▶ **EXERCISE AIM**:
Provide only the number of lines in the data below that contain the string "drobné".

Data extracted from a collection:
>> START

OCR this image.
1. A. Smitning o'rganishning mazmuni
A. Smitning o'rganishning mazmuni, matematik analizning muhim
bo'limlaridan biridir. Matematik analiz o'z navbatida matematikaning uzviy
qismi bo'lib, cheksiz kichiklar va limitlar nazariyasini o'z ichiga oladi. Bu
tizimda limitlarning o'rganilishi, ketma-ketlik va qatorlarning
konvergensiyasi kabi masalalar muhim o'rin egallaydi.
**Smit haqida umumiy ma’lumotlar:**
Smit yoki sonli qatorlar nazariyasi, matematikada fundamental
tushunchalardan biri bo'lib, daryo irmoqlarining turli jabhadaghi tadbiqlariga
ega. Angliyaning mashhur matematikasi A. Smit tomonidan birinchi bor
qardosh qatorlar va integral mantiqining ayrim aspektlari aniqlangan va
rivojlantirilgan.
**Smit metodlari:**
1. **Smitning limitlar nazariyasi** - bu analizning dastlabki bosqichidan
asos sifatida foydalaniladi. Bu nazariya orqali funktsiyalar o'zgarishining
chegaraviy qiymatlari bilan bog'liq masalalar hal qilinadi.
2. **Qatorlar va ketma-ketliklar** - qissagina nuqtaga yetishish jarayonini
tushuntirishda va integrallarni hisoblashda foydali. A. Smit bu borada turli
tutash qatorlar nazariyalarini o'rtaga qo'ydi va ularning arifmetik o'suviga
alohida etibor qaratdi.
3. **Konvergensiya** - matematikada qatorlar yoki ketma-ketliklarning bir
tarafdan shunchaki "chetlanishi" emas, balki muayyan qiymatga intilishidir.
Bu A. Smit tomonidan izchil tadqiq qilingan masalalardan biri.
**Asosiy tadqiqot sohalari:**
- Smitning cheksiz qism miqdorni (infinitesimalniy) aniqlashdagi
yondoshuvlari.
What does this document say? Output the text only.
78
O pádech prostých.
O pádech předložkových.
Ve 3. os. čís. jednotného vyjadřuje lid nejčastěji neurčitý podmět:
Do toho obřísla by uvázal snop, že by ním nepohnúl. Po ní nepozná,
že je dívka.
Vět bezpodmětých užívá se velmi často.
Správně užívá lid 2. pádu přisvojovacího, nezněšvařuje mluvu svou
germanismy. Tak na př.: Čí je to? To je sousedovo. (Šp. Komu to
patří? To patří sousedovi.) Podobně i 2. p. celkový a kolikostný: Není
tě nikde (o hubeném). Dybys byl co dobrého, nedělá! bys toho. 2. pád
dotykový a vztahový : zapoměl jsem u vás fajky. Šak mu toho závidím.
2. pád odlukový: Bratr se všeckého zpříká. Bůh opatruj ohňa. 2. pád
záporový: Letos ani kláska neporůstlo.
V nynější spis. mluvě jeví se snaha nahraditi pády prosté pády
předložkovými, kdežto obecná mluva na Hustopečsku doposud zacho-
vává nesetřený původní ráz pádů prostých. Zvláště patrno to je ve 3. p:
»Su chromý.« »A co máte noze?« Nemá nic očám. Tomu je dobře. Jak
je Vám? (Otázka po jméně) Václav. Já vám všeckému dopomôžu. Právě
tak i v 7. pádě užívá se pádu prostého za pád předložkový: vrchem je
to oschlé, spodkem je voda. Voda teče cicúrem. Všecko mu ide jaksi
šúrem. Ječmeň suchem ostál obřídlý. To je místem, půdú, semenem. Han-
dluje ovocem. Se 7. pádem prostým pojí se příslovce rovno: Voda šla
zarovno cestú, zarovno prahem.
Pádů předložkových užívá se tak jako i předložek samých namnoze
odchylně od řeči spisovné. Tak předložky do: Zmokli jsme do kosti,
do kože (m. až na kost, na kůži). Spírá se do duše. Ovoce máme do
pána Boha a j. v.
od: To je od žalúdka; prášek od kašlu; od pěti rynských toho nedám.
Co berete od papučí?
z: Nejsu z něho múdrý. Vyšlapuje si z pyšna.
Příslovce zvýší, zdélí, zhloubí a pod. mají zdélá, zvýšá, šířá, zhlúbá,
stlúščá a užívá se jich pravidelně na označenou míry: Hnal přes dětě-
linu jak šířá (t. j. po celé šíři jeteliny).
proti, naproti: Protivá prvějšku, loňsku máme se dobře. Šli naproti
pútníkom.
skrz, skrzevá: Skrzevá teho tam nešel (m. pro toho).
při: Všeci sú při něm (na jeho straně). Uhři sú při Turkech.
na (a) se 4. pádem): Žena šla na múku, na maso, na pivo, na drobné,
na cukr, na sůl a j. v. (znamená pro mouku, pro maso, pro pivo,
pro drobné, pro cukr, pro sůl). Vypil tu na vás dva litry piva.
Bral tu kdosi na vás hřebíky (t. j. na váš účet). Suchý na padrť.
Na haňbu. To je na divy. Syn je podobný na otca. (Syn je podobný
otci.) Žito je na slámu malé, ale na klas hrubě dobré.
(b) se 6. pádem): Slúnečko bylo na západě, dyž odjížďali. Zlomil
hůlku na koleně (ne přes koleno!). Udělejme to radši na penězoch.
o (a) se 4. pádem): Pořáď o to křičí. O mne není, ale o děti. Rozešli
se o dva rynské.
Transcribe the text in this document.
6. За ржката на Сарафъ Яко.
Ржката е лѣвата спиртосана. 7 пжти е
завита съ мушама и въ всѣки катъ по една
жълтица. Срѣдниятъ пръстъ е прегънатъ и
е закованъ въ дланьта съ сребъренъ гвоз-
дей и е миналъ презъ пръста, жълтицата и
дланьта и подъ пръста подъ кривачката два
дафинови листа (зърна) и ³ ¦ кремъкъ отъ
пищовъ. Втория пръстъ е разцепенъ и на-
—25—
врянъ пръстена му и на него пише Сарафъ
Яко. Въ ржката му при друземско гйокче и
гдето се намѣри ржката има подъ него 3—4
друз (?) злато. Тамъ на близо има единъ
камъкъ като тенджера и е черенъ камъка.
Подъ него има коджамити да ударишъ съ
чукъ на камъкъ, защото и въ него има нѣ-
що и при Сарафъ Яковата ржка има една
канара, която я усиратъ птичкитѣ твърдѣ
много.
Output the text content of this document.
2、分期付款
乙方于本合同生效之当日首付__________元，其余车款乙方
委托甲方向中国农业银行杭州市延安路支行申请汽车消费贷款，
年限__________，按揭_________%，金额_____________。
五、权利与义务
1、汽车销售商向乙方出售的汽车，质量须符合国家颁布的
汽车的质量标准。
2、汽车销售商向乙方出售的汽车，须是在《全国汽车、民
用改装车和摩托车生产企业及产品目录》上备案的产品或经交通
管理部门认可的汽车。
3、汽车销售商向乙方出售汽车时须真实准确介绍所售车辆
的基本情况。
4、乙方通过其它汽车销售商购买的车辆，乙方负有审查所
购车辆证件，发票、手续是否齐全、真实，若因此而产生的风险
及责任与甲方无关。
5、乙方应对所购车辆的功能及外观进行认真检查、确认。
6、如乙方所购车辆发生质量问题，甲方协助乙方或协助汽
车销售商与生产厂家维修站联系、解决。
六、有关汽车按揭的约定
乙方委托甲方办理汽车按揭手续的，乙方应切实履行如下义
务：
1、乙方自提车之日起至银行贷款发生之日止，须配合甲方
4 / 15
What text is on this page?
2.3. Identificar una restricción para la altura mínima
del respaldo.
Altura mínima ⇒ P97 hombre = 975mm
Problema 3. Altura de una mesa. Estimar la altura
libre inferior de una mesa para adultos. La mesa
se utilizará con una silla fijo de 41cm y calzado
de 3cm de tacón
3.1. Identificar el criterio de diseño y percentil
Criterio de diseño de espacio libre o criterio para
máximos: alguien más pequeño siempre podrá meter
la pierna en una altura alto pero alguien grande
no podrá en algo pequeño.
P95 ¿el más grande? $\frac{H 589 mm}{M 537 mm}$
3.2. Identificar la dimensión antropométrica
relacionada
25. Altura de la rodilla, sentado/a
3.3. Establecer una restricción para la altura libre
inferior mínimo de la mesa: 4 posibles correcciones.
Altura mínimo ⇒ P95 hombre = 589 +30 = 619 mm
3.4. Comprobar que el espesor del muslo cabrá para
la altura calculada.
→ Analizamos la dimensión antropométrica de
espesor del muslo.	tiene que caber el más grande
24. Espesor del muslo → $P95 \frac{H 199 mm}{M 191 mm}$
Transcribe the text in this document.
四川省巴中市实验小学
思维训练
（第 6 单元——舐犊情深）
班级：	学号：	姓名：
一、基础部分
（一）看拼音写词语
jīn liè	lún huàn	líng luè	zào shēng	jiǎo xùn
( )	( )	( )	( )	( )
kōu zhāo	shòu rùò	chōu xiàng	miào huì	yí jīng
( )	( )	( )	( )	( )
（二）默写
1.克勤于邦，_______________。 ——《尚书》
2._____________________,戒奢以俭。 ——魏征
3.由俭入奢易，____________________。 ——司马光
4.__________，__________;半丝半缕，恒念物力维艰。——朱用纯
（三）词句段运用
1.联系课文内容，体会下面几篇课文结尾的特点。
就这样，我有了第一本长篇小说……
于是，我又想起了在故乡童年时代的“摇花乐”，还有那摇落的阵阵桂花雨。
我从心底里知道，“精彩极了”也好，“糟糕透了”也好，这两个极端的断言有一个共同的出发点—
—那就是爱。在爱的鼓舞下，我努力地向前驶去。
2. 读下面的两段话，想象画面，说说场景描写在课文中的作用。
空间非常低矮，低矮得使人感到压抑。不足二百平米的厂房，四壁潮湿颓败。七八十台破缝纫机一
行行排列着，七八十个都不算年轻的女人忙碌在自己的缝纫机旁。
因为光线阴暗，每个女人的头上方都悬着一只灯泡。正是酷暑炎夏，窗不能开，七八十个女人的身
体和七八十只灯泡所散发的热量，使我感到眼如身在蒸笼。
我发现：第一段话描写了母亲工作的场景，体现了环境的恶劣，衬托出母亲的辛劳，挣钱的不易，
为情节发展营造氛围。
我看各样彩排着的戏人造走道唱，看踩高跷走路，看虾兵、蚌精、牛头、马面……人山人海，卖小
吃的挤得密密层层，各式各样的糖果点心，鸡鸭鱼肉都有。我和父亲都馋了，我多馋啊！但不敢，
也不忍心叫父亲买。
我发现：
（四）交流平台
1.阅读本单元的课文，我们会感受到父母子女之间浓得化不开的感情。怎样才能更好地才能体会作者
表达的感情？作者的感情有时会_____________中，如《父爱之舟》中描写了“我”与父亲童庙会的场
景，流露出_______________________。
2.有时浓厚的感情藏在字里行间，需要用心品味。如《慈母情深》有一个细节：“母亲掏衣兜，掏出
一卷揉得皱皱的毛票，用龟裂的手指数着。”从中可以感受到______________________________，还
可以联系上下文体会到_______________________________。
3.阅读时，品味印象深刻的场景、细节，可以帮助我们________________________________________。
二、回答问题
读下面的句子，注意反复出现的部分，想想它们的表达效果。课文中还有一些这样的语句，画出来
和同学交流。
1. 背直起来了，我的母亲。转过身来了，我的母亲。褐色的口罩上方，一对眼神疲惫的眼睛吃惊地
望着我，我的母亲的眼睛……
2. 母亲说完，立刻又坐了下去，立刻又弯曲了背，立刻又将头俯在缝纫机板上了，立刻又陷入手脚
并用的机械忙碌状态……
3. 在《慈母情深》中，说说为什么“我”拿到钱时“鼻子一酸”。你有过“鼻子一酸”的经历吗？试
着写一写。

>> END

▶ **WRITTEN REPLY**:
2